**What this task involves:** Tally the lines below that contain the word "riksväg", then give the tally alone.

[[ Provided information, beginning ]]

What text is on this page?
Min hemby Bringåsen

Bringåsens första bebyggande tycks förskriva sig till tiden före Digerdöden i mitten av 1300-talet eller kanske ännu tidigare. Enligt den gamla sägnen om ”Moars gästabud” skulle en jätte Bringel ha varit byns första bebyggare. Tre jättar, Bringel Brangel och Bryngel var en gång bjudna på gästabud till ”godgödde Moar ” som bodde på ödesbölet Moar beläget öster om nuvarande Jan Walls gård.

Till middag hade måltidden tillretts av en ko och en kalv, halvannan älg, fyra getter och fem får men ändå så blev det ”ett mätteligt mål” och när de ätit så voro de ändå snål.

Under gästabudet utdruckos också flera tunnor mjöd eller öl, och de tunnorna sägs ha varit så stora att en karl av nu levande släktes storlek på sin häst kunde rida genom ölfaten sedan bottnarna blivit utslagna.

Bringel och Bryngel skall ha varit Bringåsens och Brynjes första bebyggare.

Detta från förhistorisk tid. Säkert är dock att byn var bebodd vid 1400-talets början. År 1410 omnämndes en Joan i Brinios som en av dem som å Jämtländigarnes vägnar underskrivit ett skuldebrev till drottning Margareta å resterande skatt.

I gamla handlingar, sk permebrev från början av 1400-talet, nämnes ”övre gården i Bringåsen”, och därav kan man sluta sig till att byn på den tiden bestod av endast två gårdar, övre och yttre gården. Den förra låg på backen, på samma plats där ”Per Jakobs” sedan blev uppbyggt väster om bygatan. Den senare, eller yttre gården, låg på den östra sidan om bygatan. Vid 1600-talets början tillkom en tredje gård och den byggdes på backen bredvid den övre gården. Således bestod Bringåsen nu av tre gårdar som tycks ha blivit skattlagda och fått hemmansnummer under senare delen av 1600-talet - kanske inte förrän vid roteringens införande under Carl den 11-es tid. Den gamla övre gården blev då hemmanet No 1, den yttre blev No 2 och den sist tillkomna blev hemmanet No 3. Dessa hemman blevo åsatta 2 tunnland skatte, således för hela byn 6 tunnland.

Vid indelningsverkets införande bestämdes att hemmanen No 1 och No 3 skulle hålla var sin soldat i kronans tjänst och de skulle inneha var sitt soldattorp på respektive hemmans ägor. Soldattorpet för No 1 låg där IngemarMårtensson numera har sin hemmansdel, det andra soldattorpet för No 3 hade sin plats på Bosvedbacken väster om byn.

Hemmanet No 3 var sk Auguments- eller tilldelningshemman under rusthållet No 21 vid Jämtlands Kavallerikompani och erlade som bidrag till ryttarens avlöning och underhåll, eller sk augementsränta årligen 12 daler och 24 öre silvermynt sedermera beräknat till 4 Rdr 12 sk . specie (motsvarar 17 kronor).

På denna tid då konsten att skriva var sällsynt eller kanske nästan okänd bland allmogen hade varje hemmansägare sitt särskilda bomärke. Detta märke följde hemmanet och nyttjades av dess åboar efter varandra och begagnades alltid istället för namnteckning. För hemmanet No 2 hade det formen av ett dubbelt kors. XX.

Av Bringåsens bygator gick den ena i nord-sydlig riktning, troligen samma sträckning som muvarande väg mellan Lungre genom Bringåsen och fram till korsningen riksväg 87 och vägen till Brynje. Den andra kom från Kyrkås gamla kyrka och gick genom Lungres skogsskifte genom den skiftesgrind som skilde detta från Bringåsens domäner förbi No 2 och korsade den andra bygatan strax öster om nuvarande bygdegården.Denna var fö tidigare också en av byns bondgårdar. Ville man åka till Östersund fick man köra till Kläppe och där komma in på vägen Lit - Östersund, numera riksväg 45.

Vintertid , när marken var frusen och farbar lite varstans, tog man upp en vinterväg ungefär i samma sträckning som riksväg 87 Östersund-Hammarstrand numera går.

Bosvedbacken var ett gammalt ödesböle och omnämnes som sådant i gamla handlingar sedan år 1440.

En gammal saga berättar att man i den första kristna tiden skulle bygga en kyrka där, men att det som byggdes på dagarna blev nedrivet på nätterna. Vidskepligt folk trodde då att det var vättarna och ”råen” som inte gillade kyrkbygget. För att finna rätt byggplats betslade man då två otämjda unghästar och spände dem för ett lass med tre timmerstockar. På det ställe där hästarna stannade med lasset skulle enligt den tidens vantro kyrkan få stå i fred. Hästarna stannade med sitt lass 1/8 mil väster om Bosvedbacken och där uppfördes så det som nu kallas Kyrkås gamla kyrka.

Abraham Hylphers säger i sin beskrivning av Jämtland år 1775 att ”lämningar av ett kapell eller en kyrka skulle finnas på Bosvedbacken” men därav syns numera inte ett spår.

[[ Provided information, end ]]

**Answer to the exercise:** 2